## Belirtilen amaç 1
Satırların başından "220, 112, 233]" ifadesini içeren satıra kadar uzanan kesimi, iki uç da dahil olmak üzere, olduğu gibi yeniden yazınız.

## Verilen metin
▬▬▬

Artık

Bir Uzakdoğu sözü aklıma düştü: "...Eğer bir ülkenin adliye basamakları yosun tutmuşsa, "...Eğer bir ülkenin hastane basamakları aşınmamışsa, "...Eğer bir ülkenin okul basamakları aşınmışsa, "...O ülkede huzur, barış ve refah var, demektir..."

yazı resimYZ

Bir Uzakdoğu sözü aklıma düştü:

Eğer bir ülkenin adliye basamakları yosun tutmuşsa,
Eğer bir ülkenin hastane basamakları aşınmamışsa,
Eğer bir ülkenin okul basamakları aşınmışsa,
O ülkede huzur, barış ve refah var, demektir
Huzurumuz yok
Barış içinde değiliz/hatta kendimizle bile
Hiç-kimse el ele değil ve o hiç-kimse, kendi de değil artık
Halk fakru zaruriyet içinde olduğu gibi; artan fuhuş, hastalık ve hırsızlıklar yüzünden, Hasta Adam sıfatlamasından kurtulamayacak. BOP projesine en uygun bir Türk Halkı Psikolojisi ile ortak kozmik bir ruh çerçevesinde preslenmiş durumdayız
Kısacası bu sükut ve sessizlik kusmadan öncenin bir mide bulantısına benziyor
Mide asiditesi çok yüksek ve bu asit fazlalığının vereceği en bariz komplikasyonu;
Önce gastrit sonra ülser daha sonra da yırtılma ve ardından kanama başlayacaktır.

▬▬▬

## Verilen satırlar

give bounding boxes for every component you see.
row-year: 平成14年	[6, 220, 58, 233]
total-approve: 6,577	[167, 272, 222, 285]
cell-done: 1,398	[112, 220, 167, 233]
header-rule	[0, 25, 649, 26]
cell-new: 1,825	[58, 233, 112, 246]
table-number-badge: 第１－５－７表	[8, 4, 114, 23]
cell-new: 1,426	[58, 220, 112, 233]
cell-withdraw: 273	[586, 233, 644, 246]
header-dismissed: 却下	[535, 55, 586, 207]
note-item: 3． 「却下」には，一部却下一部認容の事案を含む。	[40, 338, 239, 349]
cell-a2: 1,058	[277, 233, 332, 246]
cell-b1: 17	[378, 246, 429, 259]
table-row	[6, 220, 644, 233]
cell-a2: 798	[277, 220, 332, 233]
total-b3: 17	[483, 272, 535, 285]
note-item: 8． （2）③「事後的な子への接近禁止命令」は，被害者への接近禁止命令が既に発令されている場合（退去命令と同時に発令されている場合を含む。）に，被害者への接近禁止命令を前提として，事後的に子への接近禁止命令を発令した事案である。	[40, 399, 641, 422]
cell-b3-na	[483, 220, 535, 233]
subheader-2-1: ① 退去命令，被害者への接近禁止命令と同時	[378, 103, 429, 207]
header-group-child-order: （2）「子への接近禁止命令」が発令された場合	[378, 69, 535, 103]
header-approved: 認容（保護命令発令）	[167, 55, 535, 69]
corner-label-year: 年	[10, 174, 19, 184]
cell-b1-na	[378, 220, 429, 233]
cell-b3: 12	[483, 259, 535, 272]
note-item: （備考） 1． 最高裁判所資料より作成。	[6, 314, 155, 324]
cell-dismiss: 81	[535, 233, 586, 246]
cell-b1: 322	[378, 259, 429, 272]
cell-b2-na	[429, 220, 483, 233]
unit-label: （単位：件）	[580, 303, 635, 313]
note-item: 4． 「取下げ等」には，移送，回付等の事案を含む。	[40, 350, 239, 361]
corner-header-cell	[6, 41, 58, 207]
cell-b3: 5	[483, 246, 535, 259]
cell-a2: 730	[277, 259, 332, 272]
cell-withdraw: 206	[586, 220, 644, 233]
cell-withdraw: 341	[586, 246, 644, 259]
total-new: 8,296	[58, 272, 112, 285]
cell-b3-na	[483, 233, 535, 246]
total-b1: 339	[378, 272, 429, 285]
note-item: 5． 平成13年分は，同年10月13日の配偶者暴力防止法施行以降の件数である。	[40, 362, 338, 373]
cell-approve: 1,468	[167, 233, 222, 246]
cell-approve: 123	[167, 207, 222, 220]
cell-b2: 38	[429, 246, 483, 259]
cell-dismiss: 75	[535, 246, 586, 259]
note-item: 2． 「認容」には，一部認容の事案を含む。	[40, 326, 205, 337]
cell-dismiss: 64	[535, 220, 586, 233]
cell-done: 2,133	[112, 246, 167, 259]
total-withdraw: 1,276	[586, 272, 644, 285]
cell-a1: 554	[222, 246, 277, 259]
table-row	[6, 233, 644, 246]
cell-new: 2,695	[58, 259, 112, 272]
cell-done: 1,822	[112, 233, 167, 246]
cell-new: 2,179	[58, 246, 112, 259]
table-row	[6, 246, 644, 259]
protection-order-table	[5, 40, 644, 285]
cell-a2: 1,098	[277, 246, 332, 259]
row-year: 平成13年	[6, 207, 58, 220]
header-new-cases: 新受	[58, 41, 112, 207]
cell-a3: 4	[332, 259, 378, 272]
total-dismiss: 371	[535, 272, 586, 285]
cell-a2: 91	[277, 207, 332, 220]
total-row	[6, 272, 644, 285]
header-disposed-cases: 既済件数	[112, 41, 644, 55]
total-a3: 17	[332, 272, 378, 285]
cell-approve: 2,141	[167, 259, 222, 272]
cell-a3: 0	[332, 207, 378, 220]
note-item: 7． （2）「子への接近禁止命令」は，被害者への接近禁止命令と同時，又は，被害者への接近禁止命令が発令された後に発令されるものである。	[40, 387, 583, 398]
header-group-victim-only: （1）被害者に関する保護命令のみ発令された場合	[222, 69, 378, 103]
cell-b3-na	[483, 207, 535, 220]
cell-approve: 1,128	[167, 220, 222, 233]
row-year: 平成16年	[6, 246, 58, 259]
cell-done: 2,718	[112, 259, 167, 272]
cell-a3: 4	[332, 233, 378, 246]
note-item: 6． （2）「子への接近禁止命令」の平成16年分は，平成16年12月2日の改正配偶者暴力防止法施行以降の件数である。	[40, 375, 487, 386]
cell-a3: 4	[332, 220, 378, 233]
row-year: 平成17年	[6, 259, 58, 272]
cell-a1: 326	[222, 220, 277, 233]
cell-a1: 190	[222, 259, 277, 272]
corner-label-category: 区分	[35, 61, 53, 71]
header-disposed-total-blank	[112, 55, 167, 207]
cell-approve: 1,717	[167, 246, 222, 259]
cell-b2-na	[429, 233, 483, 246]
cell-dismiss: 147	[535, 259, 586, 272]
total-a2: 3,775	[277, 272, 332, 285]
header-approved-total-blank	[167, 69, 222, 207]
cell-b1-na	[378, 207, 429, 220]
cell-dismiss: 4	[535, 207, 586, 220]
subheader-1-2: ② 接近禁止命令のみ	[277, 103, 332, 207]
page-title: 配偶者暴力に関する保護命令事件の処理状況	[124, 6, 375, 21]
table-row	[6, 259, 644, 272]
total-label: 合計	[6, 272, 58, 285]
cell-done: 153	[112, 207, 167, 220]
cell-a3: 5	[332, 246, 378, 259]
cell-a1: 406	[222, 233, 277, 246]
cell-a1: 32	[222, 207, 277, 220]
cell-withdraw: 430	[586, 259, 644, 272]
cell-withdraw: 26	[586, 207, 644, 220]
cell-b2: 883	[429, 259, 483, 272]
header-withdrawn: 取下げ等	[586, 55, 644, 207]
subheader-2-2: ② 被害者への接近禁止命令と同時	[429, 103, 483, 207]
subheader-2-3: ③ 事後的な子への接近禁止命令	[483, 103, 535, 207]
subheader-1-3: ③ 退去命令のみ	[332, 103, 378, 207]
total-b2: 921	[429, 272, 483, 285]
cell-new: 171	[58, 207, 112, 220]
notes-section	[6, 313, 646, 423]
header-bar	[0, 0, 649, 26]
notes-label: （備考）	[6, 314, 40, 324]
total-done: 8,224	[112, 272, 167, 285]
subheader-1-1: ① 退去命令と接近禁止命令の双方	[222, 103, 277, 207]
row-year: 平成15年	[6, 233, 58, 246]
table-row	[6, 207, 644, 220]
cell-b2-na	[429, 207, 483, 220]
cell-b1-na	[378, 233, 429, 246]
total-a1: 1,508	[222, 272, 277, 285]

▬▬▬

## Belirtilen amaç 2
Metinde mide asiditesinin yol açacağı belirtilen aşamaları, verildikleri sırayla listeleyiniz.

## Beklenen çıktı 1
give bounding boxes for every component you see.
row-year: 平成14年	[6, 220, 58, 233]
total-approve: 6,577	[167, 272, 222, 285]
cell-done: 1,398	[112, 220, 167, 233]
header-rule	[0, 25, 649, 26]
cell-new: 1,825	[58, 233, 112, 246]
table-number-badge: 第１－５－７表	[8, 4, 114, 23]
cell-new: 1,426	[58, 220, 112, 233]

## Beklenen çıktı 2
1. Gastrit
2. Ülser
3. Yırtılma
4. Kanama